### Given task
Your task is to extract every entry that follows word for word while excluding the pictures.

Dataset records
# # # # # # #
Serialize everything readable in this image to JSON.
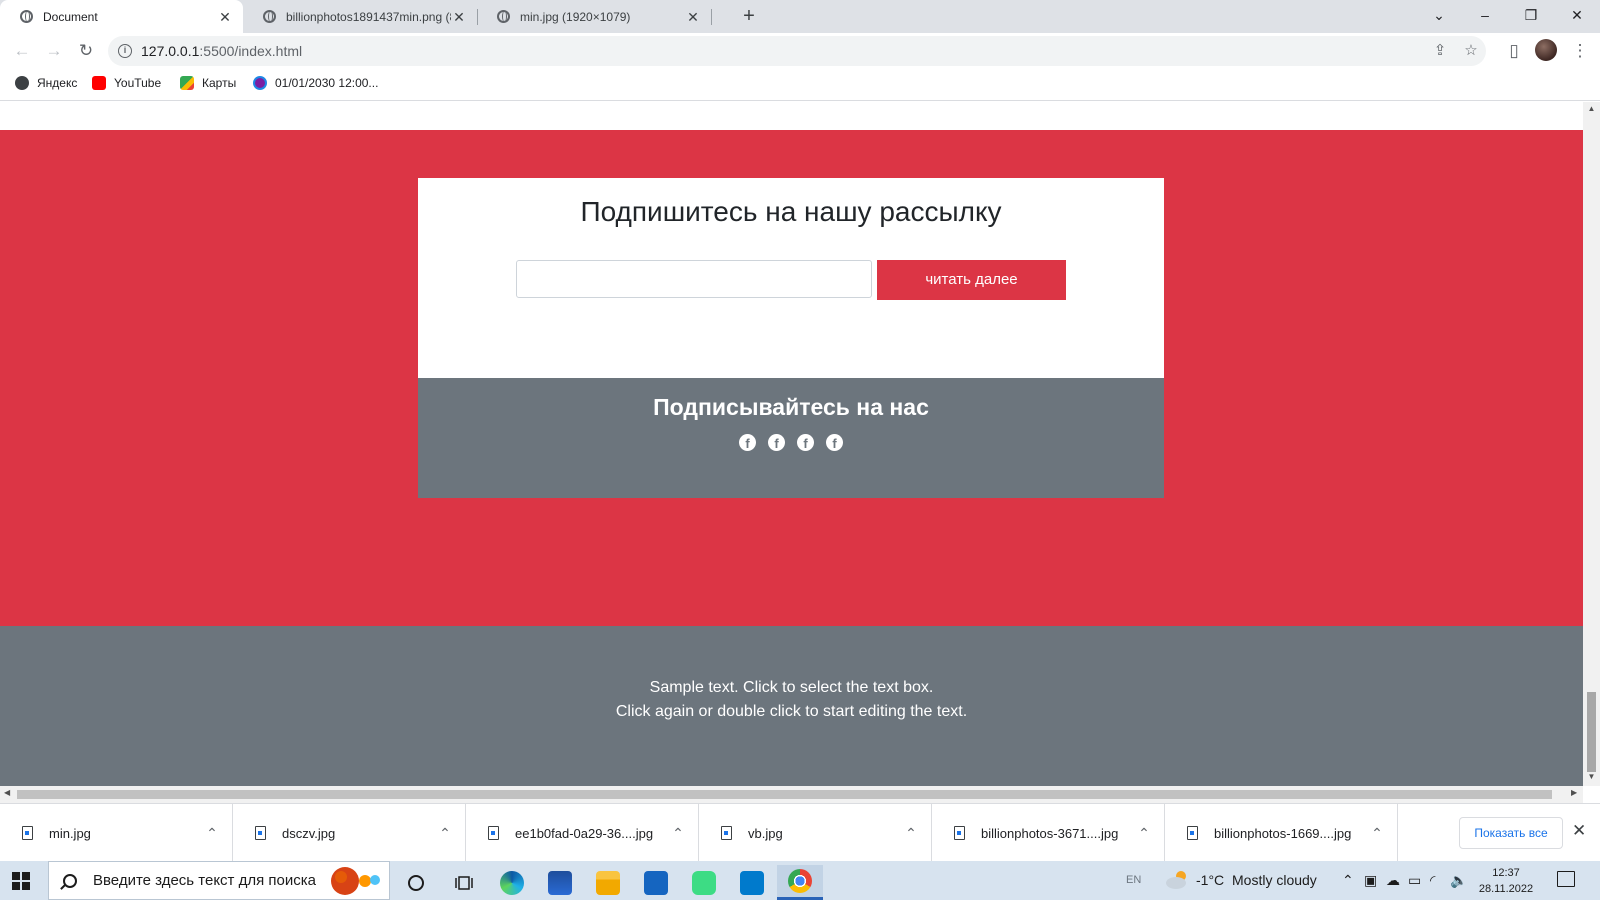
{
  "browser": {
    "tabs": [
      {
        "title": "Document",
        "active": true
      },
      {
        "title": "billionphotos1891437min.png (8…"
      },
      {
        "title": "min.jpg (1920×1079)"
      }
    ],
    "newtab_icon": "plus-icon",
    "window_controls": {
      "dropdown": "⌄",
      "minimize": "–",
      "restore": "❐",
      "close": "✕"
    },
    "toolbar": {
      "url_host": "127.0.0.1",
      "url_path": ":5500/index.html",
      "icons": [
        "back-icon",
        "forward-icon",
        "reload-icon",
        "share-icon",
        "star-icon",
        "side-panel-icon",
        "profile-avatar",
        "menu-icon"
      ]
    },
    "bookmarks": [
      {
        "label": "Яндекс",
        "color": "#3c4043"
      },
      {
        "label": "YouTube",
        "color": "#ff0000"
      },
      {
        "label": "Карты",
        "color": "#34a853"
      },
      {
        "label": "01/01/2030 12:00...",
        "color": "#7b1fa2"
      }
    ]
  },
  "page": {
    "subscribe": {
      "title": "Подпишитесь на нашу рассылку",
      "email_value": "",
      "button_label": "читать далее"
    },
    "follow": {
      "title": "Подписывайтесь на нас",
      "social_icons": [
        "facebook-icon",
        "facebook-icon",
        "facebook-icon",
        "facebook-icon"
      ],
      "social_glyph": "f"
    },
    "footer": {
      "line1": "Sample text. Click to select the text box.",
      "line2": "Click again or double click to start editing the text."
    },
    "colors": {
      "accent_red": "#dc3545",
      "grey": "#6c757d"
    }
  },
  "downloads": {
    "items": [
      "min.jpg",
      "dsczv.jpg",
      "ee1b0fad-0a29-36....jpg",
      "vb.jpg",
      "billionphotos-3671....jpg",
      "billionphotos-1669....jpg"
    ],
    "show_all": "Показать все"
  },
  "taskbar": {
    "search_placeholder": "Введите здесь текст для поиска",
    "lang": "EN",
    "weather_temp": "-1°C",
    "weather_text": "Mostly cloudy",
    "time": "12:37",
    "date": "28.11.2022"
  }
}
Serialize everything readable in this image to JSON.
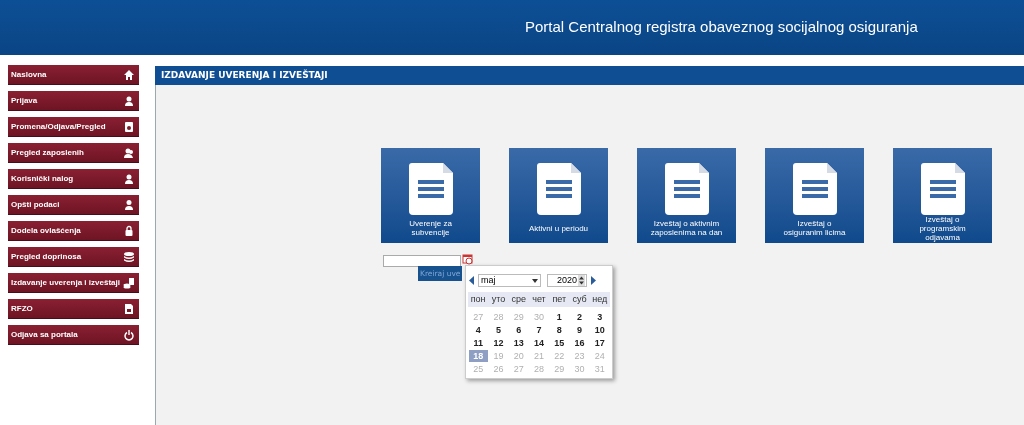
{
  "header": {
    "title": "Portal Centralnog registra obaveznog socijalnog osiguranja"
  },
  "sidebar": {
    "items": [
      {
        "label": "Naslovna"
      },
      {
        "label": "Prijava"
      },
      {
        "label": "Promena/Odjava/Pregled"
      },
      {
        "label": "Pregled zaposlenih"
      },
      {
        "label": "Korisnički nalog"
      },
      {
        "label": "Opšti podaci"
      },
      {
        "label": "Dodela ovlašćenja"
      },
      {
        "label": "Pregled doprinosa"
      },
      {
        "label": "Izdavanje uverenja i izveštaji"
      },
      {
        "label": "RFZO"
      },
      {
        "label": "Odjava sa portala"
      }
    ]
  },
  "panel": {
    "title": "IZDAVANJE UVERENJA I IZVEŠTAJI",
    "tiles": [
      {
        "label": "Uverenje za subvencije"
      },
      {
        "label": "Aktivni u periodu"
      },
      {
        "label": "Izveštaj o aktivnim zaposlenima na dan"
      },
      {
        "label": "Izveštaj o osiguranim licima"
      },
      {
        "label": "Izveštaj o programskim odjavama"
      }
    ],
    "create_button": "Kreiraj uve"
  },
  "datepicker": {
    "month": "maj",
    "year": "2020",
    "weekdays": [
      "пон",
      "уто",
      "сре",
      "чет",
      "пет",
      "суб",
      "нед"
    ],
    "weeks": [
      [
        {
          "day": "27",
          "muted": true,
          "selected": false
        },
        {
          "day": "28",
          "muted": true,
          "selected": false
        },
        {
          "day": "29",
          "muted": true,
          "selected": false
        },
        {
          "day": "30",
          "muted": true,
          "selected": false
        },
        {
          "day": "1",
          "muted": false,
          "selected": false
        },
        {
          "day": "2",
          "muted": false,
          "selected": false
        },
        {
          "day": "3",
          "muted": false,
          "selected": false
        }
      ],
      [
        {
          "day": "4",
          "muted": false,
          "selected": false
        },
        {
          "day": "5",
          "muted": false,
          "selected": false
        },
        {
          "day": "6",
          "muted": false,
          "selected": false
        },
        {
          "day": "7",
          "muted": false,
          "selected": false
        },
        {
          "day": "8",
          "muted": false,
          "selected": false
        },
        {
          "day": "9",
          "muted": false,
          "selected": false
        },
        {
          "day": "10",
          "muted": false,
          "selected": false
        }
      ],
      [
        {
          "day": "11",
          "muted": false,
          "selected": false
        },
        {
          "day": "12",
          "muted": false,
          "selected": false
        },
        {
          "day": "13",
          "muted": false,
          "selected": false
        },
        {
          "day": "14",
          "muted": false,
          "selected": false
        },
        {
          "day": "15",
          "muted": false,
          "selected": false
        },
        {
          "day": "16",
          "muted": false,
          "selected": false
        },
        {
          "day": "17",
          "muted": false,
          "selected": false
        }
      ],
      [
        {
          "day": "18",
          "muted": false,
          "selected": true
        },
        {
          "day": "19",
          "muted": true,
          "selected": false
        },
        {
          "day": "20",
          "muted": true,
          "selected": false
        },
        {
          "day": "21",
          "muted": true,
          "selected": false
        },
        {
          "day": "22",
          "muted": true,
          "selected": false
        },
        {
          "day": "23",
          "muted": true,
          "selected": false
        },
        {
          "day": "24",
          "muted": true,
          "selected": false
        }
      ],
      [
        {
          "day": "25",
          "muted": true,
          "selected": false
        },
        {
          "day": "26",
          "muted": true,
          "selected": false
        },
        {
          "day": "27",
          "muted": true,
          "selected": false
        },
        {
          "day": "28",
          "muted": true,
          "selected": false
        },
        {
          "day": "29",
          "muted": true,
          "selected": false
        },
        {
          "day": "30",
          "muted": true,
          "selected": false
        },
        {
          "day": "31",
          "muted": true,
          "selected": false
        }
      ]
    ]
  }
}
# # # # # # #
### Answer to the exercise
Serialize everything readable in this image to JSON.
{
  "browser": {
    "tabs": [
      {
        "title": "Document",
        "active": true
      },
      {
        "title": "billionphotos1891437min.png (8…"
      },
      {
        "title": "min.jpg (1920×1079)"
      }
    ],
    "newtab_icon": "plus-icon",
    "window_controls": {
      "dropdown": "⌄",
      "minimize": "–",
      "restore": "❐",
      "close": "✕"
    },
    "toolbar": {
      "url_host": "127.0.0.1",
      "url_path": ":5500/index.html",
      "icons": [
        "back-icon",
        "forward-icon",
        "reload-icon",
        "share-icon",
        "star-icon",
        "side-panel-icon",
        "profile-avatar",
        "menu-icon"
      ]
    },
    "bookmarks": [
      {
        "label": "Яндекс",
        "color": "#3c4043"
      },
      {
        "label": "YouTube",
        "color": "#ff0000"
      },
      {
        "label": "Карты",
        "color": "#34a853"
      },
      {
        "label": "01/01/2030 12:00...",
        "color": "#7b1fa2"
      }
    ]
  },
  "page": {
    "subscribe": {
      "title": "Подпишитесь на нашу рассылку",
      "email_value": "",
      "button_label": "читать далее"
    },
    "follow": {
      "title": "Подписывайтесь на нас",
      "social_icons": [
        "facebook-icon",
        "facebook-icon",
        "facebook-icon",
        "facebook-icon"
      ],
      "social_glyph": "f"
    },
    "footer": {
      "line1": "Sample text. Click to select the text box.",
      "line2": "Click again or double click to start editing the text."
    },
    "colors": {
      "accent_red": "#dc3545",
      "grey": "#6c757d"
    }
  },
  "downloads": {
    "items": [
      "min.jpg",
      "dsczv.jpg",
      "ee1b0fad-0a29-36....jpg",
      "vb.jpg",
      "billionphotos-3671....jpg",
      "billionphotos-1669....jpg"
    ],
    "show_all": "Показать все"
  },
  "taskbar": {
    "search_placeholder": "Введите здесь текст для поиска",
    "lang": "EN",
    "weather_temp": "-1°C",
    "weather_text": "Mostly cloudy",
    "time": "12:37",
    "date": "28.11.2022"
  }
}
Serialize everything readable in this image to JSON.
{
  "header": {
    "title": "Portal Centralnog registra obaveznog socijalnog osiguranja"
  },
  "sidebar": {
    "items": [
      {
        "label": "Naslovna"
      },
      {
        "label": "Prijava"
      },
      {
        "label": "Promena/Odjava/Pregled"
      },
      {
        "label": "Pregled zaposlenih"
      },
      {
        "label": "Korisnički nalog"
      },
      {
        "label": "Opšti podaci"
      },
      {
        "label": "Dodela ovlašćenja"
      },
      {
        "label": "Pregled doprinosa"
      },
      {
        "label": "Izdavanje uverenja i izveštaji"
      },
      {
        "label": "RFZO"
      },
      {
        "label": "Odjava sa portala"
      }
    ]
  },
  "panel": {
    "title": "IZDAVANJE UVERENJA I IZVEŠTAJI",
    "tiles": [
      {
        "label": "Uverenje za subvencije"
      },
      {
        "label": "Aktivni u periodu"
      },
      {
        "label": "Izveštaj o aktivnim zaposlenima na dan"
      },
      {
        "label": "Izveštaj o osiguranim licima"
      },
      {
        "label": "Izveštaj o programskim odjavama"
      }
    ],
    "create_button": "Kreiraj uve"
  },
  "datepicker": {
    "month": "maj",
    "year": "2020",
    "weekdays": [
      "пон",
      "уто",
      "сре",
      "чет",
      "пет",
      "суб",
      "нед"
    ],
    "weeks": [
      [
        {
          "day": "27",
          "muted": true,
          "selected": false
        },
        {
          "day": "28",
          "muted": true,
          "selected": false
        },
        {
          "day": "29",
          "muted": true,
          "selected": false
        },
        {
          "day": "30",
          "muted": true,
          "selected": false
        },
        {
          "day": "1",
          "muted": false,
          "selected": false
        },
        {
          "day": "2",
          "muted": false,
          "selected": false
        },
        {
          "day": "3",
          "muted": false,
          "selected": false
        }
      ],
      [
        {
          "day": "4",
          "muted": false,
          "selected": false
        },
        {
          "day": "5",
          "muted": false,
          "selected": false
        },
        {
          "day": "6",
          "muted": false,
          "selected": false
        },
        {
          "day": "7",
          "muted": false,
          "selected": false
        },
        {
          "day": "8",
          "muted": false,
          "selected": false
        },
        {
          "day": "9",
          "muted": false,
          "selected": false
        },
        {
          "day": "10",
          "muted": false,
          "selected": false
        }
      ],
      [
        {
          "day": "11",
          "muted": false,
          "selected": false
        },
        {
          "day": "12",
          "muted": false,
          "selected": false
        },
        {
          "day": "13",
          "muted": false,
          "selected": false
        },
        {
          "day": "14",
          "muted": false,
          "selected": false
        },
        {
          "day": "15",
          "muted": false,
          "selected": false
        },
        {
          "day": "16",
          "muted": false,
          "selected": false
        },
        {
          "day": "17",
          "muted": false,
          "selected": false
        }
      ],
      [
        {
          "day": "18",
          "muted": false,
          "selected": true
        },
        {
          "day": "19",
          "muted": true,
          "selected": false
        },
        {
          "day": "20",
          "muted": true,
          "selected": false
        },
        {
          "day": "21",
          "muted": true,
          "selected": false
        },
        {
          "day": "22",
          "muted": true,
          "selected": false
        },
        {
          "day": "23",
          "muted": true,
          "selected": false
        },
        {
          "day": "24",
          "muted": true,
          "selected": false
        }
      ],
      [
        {
          "day": "25",
          "muted": true,
          "selected": false
        },
        {
          "day": "26",
          "muted": true,
          "selected": false
        },
        {
          "day": "27",
          "muted": true,
          "selected": false
        },
        {
          "day": "28",
          "muted": true,
          "selected": false
        },
        {
          "day": "29",
          "muted": true,
          "selected": false
        },
        {
          "day": "30",
          "muted": true,
          "selected": false
        },
        {
          "day": "31",
          "muted": true,
          "selected": false
        }
      ]
    ]
  }
}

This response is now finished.